- _WHAT YOU SHOULD DO_: Copy down every line where the string "screenshot" shows up.

##########

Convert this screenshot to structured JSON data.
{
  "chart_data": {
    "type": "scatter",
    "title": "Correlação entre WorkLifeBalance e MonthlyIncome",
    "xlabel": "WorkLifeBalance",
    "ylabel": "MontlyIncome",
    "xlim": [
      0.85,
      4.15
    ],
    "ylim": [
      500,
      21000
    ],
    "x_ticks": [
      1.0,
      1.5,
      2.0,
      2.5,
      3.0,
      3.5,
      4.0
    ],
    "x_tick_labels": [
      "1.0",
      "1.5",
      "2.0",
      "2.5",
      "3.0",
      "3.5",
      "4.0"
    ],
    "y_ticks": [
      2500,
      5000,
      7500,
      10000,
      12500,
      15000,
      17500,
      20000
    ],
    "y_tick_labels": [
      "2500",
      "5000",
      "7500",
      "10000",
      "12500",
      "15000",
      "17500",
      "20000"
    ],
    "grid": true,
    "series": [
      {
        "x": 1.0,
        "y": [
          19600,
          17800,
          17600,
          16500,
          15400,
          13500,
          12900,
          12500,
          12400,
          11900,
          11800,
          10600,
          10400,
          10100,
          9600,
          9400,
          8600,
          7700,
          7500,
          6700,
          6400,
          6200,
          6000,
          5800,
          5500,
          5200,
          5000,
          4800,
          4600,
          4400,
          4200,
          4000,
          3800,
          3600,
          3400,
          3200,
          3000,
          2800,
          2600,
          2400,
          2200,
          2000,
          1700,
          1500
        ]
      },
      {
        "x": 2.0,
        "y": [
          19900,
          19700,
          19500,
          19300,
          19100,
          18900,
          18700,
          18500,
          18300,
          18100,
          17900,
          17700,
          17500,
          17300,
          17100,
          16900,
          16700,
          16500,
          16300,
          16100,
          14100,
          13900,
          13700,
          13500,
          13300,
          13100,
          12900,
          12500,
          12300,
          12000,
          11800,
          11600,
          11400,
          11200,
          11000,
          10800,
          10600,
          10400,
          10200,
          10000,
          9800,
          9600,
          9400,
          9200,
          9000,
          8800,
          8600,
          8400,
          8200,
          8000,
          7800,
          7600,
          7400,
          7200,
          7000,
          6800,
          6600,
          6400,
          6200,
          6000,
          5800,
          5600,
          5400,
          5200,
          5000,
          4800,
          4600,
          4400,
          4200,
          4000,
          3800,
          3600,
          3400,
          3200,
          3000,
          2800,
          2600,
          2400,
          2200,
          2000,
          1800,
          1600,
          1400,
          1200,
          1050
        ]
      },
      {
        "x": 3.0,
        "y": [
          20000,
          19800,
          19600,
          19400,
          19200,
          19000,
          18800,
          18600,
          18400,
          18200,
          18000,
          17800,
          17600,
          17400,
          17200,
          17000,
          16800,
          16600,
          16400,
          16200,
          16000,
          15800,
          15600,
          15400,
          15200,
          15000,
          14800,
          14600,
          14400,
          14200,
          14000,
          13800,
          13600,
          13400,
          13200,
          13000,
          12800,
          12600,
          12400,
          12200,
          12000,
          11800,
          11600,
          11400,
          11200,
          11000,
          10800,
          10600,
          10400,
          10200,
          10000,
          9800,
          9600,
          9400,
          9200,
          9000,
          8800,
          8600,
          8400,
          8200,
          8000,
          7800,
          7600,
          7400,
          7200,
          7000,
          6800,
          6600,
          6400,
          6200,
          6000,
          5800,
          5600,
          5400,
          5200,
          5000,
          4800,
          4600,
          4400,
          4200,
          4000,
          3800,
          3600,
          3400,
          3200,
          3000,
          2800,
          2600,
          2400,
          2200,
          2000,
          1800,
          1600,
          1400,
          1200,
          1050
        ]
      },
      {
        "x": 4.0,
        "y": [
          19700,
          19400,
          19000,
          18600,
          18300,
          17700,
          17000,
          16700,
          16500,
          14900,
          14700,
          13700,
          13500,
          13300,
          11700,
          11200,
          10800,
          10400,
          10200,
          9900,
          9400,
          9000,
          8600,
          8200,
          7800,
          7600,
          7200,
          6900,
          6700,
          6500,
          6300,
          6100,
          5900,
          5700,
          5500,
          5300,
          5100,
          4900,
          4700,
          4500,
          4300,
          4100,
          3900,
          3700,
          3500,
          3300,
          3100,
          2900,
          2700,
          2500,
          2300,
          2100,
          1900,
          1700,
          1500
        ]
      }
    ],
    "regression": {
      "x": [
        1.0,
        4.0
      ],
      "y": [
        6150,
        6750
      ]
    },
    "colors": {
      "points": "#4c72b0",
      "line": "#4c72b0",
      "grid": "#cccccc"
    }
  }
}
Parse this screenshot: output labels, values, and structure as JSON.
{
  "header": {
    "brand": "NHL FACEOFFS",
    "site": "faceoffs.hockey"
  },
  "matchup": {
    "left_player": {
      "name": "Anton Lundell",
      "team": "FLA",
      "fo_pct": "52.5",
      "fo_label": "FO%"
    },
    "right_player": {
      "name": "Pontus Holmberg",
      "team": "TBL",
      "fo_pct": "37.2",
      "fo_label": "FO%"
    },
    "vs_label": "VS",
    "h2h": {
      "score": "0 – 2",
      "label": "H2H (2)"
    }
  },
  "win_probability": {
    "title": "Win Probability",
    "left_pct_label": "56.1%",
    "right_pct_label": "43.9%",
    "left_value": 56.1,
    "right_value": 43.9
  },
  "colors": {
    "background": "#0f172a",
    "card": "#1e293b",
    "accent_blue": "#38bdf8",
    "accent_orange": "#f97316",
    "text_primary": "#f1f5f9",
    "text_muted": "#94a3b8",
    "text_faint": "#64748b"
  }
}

##########

- _ANSWER TO THE TASK_:
Convert this screenshot to structured JSON data.
Parse this screenshot: output labels, values, and structure as JSON.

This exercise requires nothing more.